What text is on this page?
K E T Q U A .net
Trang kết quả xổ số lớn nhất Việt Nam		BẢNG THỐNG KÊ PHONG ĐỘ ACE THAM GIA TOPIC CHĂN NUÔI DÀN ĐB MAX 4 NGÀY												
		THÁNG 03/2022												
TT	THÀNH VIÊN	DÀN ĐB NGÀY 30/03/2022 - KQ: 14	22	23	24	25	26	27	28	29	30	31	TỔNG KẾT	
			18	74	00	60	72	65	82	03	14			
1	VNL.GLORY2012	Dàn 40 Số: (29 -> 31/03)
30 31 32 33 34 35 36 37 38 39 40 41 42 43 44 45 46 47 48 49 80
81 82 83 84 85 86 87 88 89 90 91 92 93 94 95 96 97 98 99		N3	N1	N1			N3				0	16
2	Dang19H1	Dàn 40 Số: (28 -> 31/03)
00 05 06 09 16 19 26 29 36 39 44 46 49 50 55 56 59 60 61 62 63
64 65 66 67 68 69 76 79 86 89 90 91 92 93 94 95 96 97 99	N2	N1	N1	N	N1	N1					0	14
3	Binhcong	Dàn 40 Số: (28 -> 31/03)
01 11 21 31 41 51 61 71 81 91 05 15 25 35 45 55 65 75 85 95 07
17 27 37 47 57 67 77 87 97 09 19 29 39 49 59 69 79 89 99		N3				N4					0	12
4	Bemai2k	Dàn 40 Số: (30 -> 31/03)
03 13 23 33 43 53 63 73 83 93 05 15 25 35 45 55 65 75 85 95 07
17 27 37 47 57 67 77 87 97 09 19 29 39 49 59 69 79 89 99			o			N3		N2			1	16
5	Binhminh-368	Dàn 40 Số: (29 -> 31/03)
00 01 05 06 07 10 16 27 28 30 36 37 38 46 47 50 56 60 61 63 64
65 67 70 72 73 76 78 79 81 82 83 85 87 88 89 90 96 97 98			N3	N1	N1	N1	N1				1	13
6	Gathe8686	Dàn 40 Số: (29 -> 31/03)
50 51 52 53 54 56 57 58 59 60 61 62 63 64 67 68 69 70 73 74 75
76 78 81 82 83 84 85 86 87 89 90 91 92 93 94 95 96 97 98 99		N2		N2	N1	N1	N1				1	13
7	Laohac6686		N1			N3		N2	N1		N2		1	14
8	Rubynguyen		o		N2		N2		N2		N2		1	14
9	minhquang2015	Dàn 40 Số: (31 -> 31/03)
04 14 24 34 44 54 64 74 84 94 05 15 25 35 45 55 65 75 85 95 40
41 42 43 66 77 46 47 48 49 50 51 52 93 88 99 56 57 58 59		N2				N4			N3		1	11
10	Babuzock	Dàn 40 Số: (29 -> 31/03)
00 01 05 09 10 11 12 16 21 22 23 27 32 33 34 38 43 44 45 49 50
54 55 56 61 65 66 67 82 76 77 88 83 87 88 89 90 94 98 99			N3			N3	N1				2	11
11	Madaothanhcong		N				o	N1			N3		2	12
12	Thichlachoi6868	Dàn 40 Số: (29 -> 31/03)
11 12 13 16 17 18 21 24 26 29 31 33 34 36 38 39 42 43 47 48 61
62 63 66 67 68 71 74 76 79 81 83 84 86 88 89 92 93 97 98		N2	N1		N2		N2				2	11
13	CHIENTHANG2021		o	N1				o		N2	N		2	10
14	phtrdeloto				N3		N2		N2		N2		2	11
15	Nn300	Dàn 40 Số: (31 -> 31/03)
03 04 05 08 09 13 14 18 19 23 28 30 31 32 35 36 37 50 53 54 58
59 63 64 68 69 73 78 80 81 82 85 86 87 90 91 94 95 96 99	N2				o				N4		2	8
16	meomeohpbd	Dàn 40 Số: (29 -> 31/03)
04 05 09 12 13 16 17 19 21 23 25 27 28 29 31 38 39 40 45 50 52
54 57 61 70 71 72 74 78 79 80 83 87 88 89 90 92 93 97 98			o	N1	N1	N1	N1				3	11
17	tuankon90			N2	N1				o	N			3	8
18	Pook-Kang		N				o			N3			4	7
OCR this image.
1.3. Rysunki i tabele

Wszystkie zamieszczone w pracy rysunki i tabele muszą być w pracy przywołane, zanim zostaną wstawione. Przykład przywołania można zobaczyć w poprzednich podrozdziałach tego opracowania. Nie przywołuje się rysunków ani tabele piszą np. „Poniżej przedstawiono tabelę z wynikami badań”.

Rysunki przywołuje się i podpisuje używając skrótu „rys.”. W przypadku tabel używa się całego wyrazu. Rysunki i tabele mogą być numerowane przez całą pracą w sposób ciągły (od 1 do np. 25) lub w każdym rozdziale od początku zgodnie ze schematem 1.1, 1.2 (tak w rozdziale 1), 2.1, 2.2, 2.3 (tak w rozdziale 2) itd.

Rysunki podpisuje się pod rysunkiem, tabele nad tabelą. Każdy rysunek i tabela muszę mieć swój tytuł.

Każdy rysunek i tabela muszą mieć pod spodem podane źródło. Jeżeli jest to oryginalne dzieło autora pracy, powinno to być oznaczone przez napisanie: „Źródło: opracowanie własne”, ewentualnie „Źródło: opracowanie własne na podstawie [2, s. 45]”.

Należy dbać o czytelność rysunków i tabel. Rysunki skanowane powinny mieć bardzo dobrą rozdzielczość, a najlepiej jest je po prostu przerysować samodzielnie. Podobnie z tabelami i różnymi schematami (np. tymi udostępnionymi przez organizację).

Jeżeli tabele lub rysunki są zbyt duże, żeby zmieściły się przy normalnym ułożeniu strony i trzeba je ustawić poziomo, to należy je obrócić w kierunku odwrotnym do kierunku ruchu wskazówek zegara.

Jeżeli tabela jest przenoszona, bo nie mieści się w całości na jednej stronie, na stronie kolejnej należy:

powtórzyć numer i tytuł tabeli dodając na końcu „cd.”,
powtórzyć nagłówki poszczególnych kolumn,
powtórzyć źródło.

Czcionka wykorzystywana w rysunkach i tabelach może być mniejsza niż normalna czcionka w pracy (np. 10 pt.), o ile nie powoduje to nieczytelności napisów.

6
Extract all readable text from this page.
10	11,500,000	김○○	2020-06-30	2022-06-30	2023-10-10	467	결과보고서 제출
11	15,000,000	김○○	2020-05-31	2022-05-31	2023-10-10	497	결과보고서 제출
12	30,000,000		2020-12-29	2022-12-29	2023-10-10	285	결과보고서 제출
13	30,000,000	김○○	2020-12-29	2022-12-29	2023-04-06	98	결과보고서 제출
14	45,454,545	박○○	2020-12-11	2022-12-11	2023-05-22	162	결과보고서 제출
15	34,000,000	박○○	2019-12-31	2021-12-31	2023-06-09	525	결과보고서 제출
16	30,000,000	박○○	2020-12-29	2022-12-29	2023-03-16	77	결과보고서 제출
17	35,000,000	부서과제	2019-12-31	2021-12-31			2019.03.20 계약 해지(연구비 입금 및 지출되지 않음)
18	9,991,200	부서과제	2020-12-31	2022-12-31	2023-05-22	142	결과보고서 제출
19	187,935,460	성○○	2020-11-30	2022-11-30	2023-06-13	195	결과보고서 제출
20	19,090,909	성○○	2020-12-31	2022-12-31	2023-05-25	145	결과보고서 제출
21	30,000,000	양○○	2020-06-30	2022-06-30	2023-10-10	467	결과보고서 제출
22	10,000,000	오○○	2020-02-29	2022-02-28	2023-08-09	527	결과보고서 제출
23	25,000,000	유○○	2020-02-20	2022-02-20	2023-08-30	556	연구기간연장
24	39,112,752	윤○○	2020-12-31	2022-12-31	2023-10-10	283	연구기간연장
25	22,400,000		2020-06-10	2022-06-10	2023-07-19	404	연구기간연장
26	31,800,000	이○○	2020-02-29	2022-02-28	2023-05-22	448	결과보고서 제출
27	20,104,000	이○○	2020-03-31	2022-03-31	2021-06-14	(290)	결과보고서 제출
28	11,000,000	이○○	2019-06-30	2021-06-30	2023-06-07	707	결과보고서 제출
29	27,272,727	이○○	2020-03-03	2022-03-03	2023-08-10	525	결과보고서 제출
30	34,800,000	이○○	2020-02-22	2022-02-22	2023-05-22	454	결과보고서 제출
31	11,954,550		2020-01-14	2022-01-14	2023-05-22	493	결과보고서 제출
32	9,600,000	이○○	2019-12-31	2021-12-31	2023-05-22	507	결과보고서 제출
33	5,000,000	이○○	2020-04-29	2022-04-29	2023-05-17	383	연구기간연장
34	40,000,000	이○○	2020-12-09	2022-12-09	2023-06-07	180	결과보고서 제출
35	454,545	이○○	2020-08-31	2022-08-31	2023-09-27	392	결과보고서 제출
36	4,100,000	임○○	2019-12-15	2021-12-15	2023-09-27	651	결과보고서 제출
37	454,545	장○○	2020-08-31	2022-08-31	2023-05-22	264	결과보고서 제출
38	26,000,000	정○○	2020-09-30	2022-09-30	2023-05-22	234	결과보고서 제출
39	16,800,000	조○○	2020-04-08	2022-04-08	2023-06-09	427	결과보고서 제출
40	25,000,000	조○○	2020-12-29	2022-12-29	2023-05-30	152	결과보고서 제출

* _JOB_:
From the records, copy every line that has the string "mieć" in it.

* _SOLVED EXERCISE_:
Rysunki podpisuje się pod rysunkiem, tabele nad tabelą. Każdy rysunek i tabela muszę mieć swój tytuł.
Każdy rysunek i tabela muszą mieć pod spodem podane źródło. Jeżeli jest to oryginalne dzieło autora pracy, powinno to być oznaczone przez napisanie: „Źródło: opracowanie własne”, ewentualnie „Źródło: opracowanie własne na podstawie [2, s. 45]”.
Należy dbać o czytelność rysunków i tabel. Rysunki skanowane powinny mieć bardzo dobrą rozdzielczość, a najlepiej jest je po prostu przerysować samodzielnie. Podobnie z tabelami i różnymi schematami (np. tymi udostępnionymi przez organizację).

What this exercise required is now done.